=== Page excerpt ===
Social May Artificially Validate Motivation and Intent But…

sweeti jar

 

Don’t let the title scare you. it’s really a simple notion actually. It goes something like this. You’re a marketer, you’re tasked to sell something online. You know about Google’s algorithm, you understand how to optimize for search, you know that you will be using WordPress because of it’s ability to add plugins and content on the fly. You have everything that is needed except actual people, buying customers and or web traffic if you will. You decide to make it social. Or become… wink wink, social.

You’re thinking that if  you meet, follow, friend and like enough people that you might be able to sell them on your product or they will find your site and buy. You figure that if you create social profiles everywhere and try and be everywhere at once, you have a better chance of selling stuff.  You and everyone else!

So…Are you trying to sell a product or make friends?

What’s your intent? To find buyers or to find friends?

What’s you motivation? To make money and to sell product or be social?

We call it social media but is social a means to an end that has nothing to do with being truly social? and what’s that “media” part of the term supposed to refer to? What is being “truly social” even mean? In order for there to be harmony, success and sales, do you as a marketer need to keep swimming in social circles in order to create genuine relationships in the hopes that one day after you have gotten past the whole trust thing that your prospect/customer will eventually buy something from you the company? That’s a helluva sales cycle. Most companies don’t have enough time to wait for that! Is there a workaround for that?

=== Exercise input ===

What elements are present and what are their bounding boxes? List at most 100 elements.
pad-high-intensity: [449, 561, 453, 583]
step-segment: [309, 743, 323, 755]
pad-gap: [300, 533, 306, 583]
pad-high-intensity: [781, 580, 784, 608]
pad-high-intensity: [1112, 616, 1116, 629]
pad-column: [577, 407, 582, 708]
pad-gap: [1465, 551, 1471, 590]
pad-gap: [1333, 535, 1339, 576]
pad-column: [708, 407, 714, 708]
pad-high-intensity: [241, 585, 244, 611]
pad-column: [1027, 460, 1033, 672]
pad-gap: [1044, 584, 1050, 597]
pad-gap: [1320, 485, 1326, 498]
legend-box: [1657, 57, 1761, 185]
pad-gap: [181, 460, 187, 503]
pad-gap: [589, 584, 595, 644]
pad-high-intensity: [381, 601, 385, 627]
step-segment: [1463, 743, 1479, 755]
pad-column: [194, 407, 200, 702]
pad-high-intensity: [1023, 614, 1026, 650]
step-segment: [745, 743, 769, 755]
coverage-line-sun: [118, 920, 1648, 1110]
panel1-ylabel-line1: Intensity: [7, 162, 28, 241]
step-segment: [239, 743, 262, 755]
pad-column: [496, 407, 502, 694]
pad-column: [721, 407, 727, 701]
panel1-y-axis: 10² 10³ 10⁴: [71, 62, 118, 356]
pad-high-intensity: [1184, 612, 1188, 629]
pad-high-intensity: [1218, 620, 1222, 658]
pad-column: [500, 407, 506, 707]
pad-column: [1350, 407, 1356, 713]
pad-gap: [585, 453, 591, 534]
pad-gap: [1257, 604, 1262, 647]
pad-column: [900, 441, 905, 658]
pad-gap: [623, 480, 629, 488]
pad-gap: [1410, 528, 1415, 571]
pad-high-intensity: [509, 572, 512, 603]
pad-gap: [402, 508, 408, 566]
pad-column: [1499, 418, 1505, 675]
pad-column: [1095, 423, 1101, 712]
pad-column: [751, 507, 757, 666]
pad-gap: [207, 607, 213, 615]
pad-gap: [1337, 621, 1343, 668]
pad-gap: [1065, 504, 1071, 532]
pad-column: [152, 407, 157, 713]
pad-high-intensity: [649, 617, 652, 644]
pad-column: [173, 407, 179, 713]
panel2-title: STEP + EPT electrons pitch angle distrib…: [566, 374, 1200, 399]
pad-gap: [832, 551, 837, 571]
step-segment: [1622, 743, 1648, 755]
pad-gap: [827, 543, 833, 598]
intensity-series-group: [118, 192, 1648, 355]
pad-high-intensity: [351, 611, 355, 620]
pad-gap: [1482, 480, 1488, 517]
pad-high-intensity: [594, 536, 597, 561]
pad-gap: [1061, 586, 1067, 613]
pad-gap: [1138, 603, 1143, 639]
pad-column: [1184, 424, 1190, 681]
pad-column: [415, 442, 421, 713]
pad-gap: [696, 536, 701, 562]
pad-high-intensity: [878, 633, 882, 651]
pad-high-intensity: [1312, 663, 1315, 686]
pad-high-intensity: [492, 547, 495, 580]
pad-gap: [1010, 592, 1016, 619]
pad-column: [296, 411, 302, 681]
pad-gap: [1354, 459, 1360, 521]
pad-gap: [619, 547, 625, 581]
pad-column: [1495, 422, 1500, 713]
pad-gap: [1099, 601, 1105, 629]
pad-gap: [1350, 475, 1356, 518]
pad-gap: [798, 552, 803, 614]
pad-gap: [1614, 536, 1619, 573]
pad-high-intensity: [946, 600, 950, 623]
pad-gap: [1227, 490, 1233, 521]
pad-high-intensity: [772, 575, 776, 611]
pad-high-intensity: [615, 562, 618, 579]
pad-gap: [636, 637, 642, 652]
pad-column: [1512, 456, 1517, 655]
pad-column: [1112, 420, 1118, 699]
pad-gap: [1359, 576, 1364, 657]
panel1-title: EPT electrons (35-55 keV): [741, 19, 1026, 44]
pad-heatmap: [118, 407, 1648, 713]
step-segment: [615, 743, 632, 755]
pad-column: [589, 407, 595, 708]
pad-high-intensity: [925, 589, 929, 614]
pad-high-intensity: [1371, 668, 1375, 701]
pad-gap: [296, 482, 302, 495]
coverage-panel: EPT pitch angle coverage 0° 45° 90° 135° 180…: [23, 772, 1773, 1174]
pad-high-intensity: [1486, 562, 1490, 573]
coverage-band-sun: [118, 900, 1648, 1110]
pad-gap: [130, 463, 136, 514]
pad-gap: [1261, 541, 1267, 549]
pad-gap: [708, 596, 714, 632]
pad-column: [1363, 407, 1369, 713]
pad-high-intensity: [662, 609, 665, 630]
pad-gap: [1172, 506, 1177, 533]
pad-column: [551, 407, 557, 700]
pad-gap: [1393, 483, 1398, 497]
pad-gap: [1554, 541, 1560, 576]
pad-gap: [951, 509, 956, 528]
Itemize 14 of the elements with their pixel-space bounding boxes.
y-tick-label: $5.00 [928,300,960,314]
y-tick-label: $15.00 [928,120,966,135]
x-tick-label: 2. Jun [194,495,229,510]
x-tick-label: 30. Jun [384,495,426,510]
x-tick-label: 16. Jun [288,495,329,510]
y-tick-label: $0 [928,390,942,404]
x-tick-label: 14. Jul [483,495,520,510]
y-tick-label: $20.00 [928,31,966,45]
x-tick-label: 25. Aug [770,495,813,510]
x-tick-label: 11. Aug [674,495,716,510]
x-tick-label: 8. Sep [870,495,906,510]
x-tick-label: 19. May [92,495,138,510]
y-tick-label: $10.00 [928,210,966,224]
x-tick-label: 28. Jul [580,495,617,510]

=== Required tasks ===
A – Reproduce the passage of the post on social media marketing that begins at the words "You’re thinking that" and ends after the words "or be social?".
B – Write out the entries word for word, starting at their first line and stopping after the line that contains "pad-high-intensity: [781, 580, 784, 608]".
The entries are unrelated to the post on social media marketing.

=== Answers to the exercises ===
A –
You’re thinking that if  you meet, follow, friend and like enough people that you might be able to sell them on your product or they will find your site and buy. You figure that if you create social profiles everywhere and try and be everywhere at once, you have a better chance of selling stuff.  You and everyone else!

So…Are you trying to sell a product or make friends?

What’s your intent? To find buyers or to find friends?

What’s you motivation? To make money and to sell product or be social?

B –
What elements are present and what are their bounding boxes? List at most 100 elements.
pad-high-intensity: [449, 561, 453, 583]
step-segment: [309, 743, 323, 755]
pad-gap: [300, 533, 306, 583]
pad-high-intensity: [781, 580, 784, 608]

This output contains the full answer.